_Excerpt from a dataset_:
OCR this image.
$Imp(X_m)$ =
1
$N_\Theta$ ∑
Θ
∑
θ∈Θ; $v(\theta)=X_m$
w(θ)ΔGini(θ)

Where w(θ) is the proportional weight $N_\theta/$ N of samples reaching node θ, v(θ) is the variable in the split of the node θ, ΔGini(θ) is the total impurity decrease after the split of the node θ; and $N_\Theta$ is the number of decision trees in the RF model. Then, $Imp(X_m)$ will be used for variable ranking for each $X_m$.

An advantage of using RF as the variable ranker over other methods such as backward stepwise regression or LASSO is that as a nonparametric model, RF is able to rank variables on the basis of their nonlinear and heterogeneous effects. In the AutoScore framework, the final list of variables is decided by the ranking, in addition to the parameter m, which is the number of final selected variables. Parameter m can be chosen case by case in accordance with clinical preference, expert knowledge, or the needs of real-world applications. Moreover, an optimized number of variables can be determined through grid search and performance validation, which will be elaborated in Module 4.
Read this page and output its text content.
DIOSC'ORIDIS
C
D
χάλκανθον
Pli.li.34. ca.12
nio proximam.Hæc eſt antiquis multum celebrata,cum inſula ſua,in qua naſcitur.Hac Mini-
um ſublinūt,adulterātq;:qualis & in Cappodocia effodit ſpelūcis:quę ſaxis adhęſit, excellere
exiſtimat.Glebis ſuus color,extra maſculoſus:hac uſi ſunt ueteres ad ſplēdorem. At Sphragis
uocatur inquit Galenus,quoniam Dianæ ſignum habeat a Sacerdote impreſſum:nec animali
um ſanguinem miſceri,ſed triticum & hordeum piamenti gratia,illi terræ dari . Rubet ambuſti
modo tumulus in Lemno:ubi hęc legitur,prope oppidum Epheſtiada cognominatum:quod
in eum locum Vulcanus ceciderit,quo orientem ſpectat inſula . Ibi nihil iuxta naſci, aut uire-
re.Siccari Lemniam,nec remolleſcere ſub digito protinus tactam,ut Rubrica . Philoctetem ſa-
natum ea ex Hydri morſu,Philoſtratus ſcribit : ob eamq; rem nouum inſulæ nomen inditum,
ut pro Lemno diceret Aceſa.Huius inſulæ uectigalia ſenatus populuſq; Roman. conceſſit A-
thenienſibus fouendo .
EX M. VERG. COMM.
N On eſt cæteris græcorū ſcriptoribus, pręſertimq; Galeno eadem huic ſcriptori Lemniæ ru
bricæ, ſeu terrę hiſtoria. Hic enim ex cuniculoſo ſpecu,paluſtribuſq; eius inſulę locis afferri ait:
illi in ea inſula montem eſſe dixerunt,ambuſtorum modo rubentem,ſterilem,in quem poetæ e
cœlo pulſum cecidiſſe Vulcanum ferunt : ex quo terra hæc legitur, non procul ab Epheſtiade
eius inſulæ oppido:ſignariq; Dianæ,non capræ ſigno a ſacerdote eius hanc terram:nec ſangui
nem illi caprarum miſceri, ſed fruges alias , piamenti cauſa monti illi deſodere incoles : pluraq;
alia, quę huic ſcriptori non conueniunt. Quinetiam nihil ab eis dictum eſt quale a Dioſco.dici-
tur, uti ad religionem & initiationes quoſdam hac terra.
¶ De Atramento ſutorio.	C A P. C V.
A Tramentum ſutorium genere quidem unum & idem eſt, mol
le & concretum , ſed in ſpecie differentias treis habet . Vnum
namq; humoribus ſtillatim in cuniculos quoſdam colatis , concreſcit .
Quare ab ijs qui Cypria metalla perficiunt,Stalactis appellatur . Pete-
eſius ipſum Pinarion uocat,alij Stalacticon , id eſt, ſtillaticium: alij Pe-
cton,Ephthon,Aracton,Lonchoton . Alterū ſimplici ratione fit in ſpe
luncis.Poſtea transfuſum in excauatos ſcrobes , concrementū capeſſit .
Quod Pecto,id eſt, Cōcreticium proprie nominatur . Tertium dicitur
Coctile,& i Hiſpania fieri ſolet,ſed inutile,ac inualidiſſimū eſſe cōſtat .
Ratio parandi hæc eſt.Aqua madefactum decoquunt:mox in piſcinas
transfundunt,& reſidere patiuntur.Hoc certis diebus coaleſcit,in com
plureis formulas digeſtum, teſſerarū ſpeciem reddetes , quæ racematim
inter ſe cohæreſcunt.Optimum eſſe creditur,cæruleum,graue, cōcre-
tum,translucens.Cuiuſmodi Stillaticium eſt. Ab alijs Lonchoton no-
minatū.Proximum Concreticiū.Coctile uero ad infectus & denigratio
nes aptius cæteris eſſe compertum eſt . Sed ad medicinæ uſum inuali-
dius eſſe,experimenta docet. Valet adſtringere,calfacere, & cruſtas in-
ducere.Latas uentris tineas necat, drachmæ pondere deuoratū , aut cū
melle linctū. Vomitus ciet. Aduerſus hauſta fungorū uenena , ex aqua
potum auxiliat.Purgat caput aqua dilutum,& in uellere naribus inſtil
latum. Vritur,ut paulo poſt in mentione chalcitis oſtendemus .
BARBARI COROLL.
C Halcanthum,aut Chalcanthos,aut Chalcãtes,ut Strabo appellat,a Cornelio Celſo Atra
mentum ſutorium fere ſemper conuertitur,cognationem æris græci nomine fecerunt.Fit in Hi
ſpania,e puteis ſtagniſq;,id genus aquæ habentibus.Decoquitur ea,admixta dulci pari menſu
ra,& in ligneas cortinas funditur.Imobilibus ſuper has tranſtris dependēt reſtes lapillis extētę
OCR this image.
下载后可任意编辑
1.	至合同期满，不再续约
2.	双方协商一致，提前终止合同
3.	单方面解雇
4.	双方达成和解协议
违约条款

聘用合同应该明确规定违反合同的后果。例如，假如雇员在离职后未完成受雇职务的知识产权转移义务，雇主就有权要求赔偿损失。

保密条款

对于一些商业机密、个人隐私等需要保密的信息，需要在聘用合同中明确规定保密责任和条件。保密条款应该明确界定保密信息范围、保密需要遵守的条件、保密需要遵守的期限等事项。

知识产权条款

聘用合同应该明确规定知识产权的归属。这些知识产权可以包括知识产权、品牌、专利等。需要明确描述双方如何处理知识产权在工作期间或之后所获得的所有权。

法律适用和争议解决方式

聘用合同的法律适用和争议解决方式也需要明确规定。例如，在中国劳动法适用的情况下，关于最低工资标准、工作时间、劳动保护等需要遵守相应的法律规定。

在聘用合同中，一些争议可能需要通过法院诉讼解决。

_To be done_:
Can you reproduce all the material exactly?

_Completed exercise_:
OCR this image.
$Imp(X_m)$ =
1
$N_\Theta$ ∑
Θ
∑
θ∈Θ; $v(\theta)=X_m$
w(θ)ΔGini(θ)

Where w(θ) is the proportional weight $N_\theta/$ N of samples reaching node θ, v(θ) is the variable in the split of the node θ, ΔGini(θ) is the total impurity decrease after the split of the node θ; and $N_\Theta$ is the number of decision trees in the RF model. Then, $Imp(X_m)$ will be used for variable ranking for each $X_m$.

An advantage of using RF as the variable ranker over other methods such as backward stepwise regression or LASSO is that as a nonparametric model, RF is able to rank variables on the basis of their nonlinear and heterogeneous effects. In the AutoScore framework, the final list of variables is decided by the ranking, in addition to the parameter m, which is the number of final selected variables. Parameter m can be chosen case by case in accordance with clinical preference, expert knowledge, or the needs of real-world applications. Moreover, an optimized number of variables can be determined through grid search and performance validation, which will be elaborated in Module 4.
Read this page and output its text content.
DIOSC'ORIDIS
C
D
χάλκανθον
Pli.li.34. ca.12
nio proximam.Hæc eſt antiquis multum celebrata,cum inſula ſua,in qua naſcitur.Hac Mini-
um ſublinūt,adulterātq;:qualis & in Cappodocia effodit ſpelūcis:quę ſaxis adhęſit, excellere
exiſtimat.Glebis ſuus color,extra maſculoſus:hac uſi ſunt ueteres ad ſplēdorem. At Sphragis
uocatur inquit Galenus,quoniam Dianæ ſignum habeat a Sacerdote impreſſum:nec animali
um ſanguinem miſceri,ſed triticum & hordeum piamenti gratia,illi terræ dari . Rubet ambuſti
modo tumulus in Lemno:ubi hęc legitur,prope oppidum Epheſtiada cognominatum:quod
in eum locum Vulcanus ceciderit,quo orientem ſpectat inſula . Ibi nihil iuxta naſci, aut uire-
re.Siccari Lemniam,nec remolleſcere ſub digito protinus tactam,ut Rubrica . Philoctetem ſa-
natum ea ex Hydri morſu,Philoſtratus ſcribit : ob eamq; rem nouum inſulæ nomen inditum,
ut pro Lemno diceret Aceſa.Huius inſulæ uectigalia ſenatus populuſq; Roman. conceſſit A-
thenienſibus fouendo .
EX M. VERG. COMM.
N On eſt cæteris græcorū ſcriptoribus, pręſertimq; Galeno eadem huic ſcriptori Lemniæ ru
bricæ, ſeu terrę hiſtoria. Hic enim ex cuniculoſo ſpecu,paluſtribuſq; eius inſulę locis afferri ait:
illi in ea inſula montem eſſe dixerunt,ambuſtorum modo rubentem,ſterilem,in quem poetæ e
cœlo pulſum cecidiſſe Vulcanum ferunt : ex quo terra hæc legitur, non procul ab Epheſtiade
eius inſulæ oppido:ſignariq; Dianæ,non capræ ſigno a ſacerdote eius hanc terram:nec ſangui
nem illi caprarum miſceri, ſed fruges alias , piamenti cauſa monti illi deſodere incoles : pluraq;
alia, quę huic ſcriptori non conueniunt. Quinetiam nihil ab eis dictum eſt quale a Dioſco.dici-
tur, uti ad religionem & initiationes quoſdam hac terra.
¶ De Atramento ſutorio.	C A P. C V.
A Tramentum ſutorium genere quidem unum & idem eſt, mol
le & concretum , ſed in ſpecie differentias treis habet . Vnum
namq; humoribus ſtillatim in cuniculos quoſdam colatis , concreſcit .
Quare ab ijs qui Cypria metalla perficiunt,Stalactis appellatur . Pete-
eſius ipſum Pinarion uocat,alij Stalacticon , id eſt, ſtillaticium: alij Pe-
cton,Ephthon,Aracton,Lonchoton . Alterū ſimplici ratione fit in ſpe
luncis.Poſtea transfuſum in excauatos ſcrobes , concrementū capeſſit .
Quod Pecto,id eſt, Cōcreticium proprie nominatur . Tertium dicitur
Coctile,& i Hiſpania fieri ſolet,ſed inutile,ac inualidiſſimū eſſe cōſtat .
Ratio parandi hæc eſt.Aqua madefactum decoquunt:mox in piſcinas
transfundunt,& reſidere patiuntur.Hoc certis diebus coaleſcit,in com
plureis formulas digeſtum, teſſerarū ſpeciem reddetes , quæ racematim
inter ſe cohæreſcunt.Optimum eſſe creditur,cæruleum,graue, cōcre-
tum,translucens.Cuiuſmodi Stillaticium eſt. Ab alijs Lonchoton no-
minatū.Proximum Concreticiū.Coctile uero ad infectus & denigratio
nes aptius cæteris eſſe compertum eſt . Sed ad medicinæ uſum inuali-
dius eſſe,experimenta docet. Valet adſtringere,calfacere, & cruſtas in-
ducere.Latas uentris tineas necat, drachmæ pondere deuoratū , aut cū
melle linctū. Vomitus ciet. Aduerſus hauſta fungorū uenena , ex aqua
potum auxiliat.Purgat caput aqua dilutum,& in uellere naribus inſtil
latum. Vritur,ut paulo poſt in mentione chalcitis oſtendemus .
BARBARI COROLL.
C Halcanthum,aut Chalcanthos,aut Chalcãtes,ut Strabo appellat,a Cornelio Celſo Atra
mentum ſutorium fere ſemper conuertitur,cognationem æris græci nomine fecerunt.Fit in Hi
ſpania,e puteis ſtagniſq;,id genus aquæ habentibus.Decoquitur ea,admixta dulci pari menſu
ra,& in ligneas cortinas funditur.Imobilibus ſuper has tranſtris dependēt reſtes lapillis extētę
OCR this image.
下载后可任意编辑
1.	至合同期满，不再续约
2.	双方协商一致，提前终止合同
3.	单方面解雇
4.	双方达成和解协议
违约条款

聘用合同应该明确规定违反合同的后果。例如，假如雇员在离职后未完成受雇职务的知识产权转移义务，雇主就有权要求赔偿损失。

保密条款

对于一些商业机密、个人隐私等需要保密的信息，需要在聘用合同中明确规定保密责任和条件。保密条款应该明确界定保密信息范围、保密需要遵守的条件、保密需要遵守的期限等事项。

知识产权条款

聘用合同应该明确规定知识产权的归属。这些知识产权可以包括知识产权、品牌、专利等。需要明确描述双方如何处理知识产权在工作期间或之后所获得的所有权。

法律适用和争议解决方式

聘用合同的法律适用和争议解决方式也需要明确规定。例如，在中国劳动法适用的情况下，关于最低工资标准、工作时间、劳动保护等需要遵守相应的法律规定。

在聘用合同中，一些争议可能需要通过法院诉讼解决。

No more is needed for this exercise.